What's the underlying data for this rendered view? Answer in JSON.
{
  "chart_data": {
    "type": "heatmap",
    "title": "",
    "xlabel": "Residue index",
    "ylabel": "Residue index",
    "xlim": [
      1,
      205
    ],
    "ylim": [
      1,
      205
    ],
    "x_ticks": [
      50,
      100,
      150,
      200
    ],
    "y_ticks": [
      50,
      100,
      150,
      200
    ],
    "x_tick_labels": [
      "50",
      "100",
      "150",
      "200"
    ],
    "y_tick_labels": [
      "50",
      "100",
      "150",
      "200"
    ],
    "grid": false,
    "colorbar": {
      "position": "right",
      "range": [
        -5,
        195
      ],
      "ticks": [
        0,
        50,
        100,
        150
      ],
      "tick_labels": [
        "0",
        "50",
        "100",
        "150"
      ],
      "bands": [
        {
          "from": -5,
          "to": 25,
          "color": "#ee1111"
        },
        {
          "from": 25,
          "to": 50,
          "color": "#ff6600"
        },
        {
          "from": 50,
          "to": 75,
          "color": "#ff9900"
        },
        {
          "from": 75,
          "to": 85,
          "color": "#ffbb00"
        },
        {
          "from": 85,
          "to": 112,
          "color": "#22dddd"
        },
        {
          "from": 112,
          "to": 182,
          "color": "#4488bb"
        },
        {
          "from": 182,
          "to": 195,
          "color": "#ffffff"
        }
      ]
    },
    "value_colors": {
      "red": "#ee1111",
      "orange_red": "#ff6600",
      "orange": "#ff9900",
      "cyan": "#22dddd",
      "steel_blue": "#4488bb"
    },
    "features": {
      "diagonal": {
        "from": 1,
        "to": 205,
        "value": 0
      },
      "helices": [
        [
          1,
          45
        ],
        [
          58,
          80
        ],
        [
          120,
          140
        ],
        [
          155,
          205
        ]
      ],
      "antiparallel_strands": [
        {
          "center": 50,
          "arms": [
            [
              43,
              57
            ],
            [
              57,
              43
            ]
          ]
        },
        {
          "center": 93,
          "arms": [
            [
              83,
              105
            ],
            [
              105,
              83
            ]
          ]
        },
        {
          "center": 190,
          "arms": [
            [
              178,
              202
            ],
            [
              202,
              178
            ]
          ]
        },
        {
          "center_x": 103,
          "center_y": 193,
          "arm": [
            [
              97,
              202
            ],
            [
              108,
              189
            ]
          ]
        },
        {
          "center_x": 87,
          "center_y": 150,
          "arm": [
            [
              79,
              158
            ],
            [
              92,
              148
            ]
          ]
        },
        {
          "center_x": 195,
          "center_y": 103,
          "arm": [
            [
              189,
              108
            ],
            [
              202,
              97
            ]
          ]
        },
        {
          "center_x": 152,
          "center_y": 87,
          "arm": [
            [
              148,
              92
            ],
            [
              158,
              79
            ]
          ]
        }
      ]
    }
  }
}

-.-.-

The request: Give the number of lines in the entries that hold the word "from", and nothing else.

Final result: 8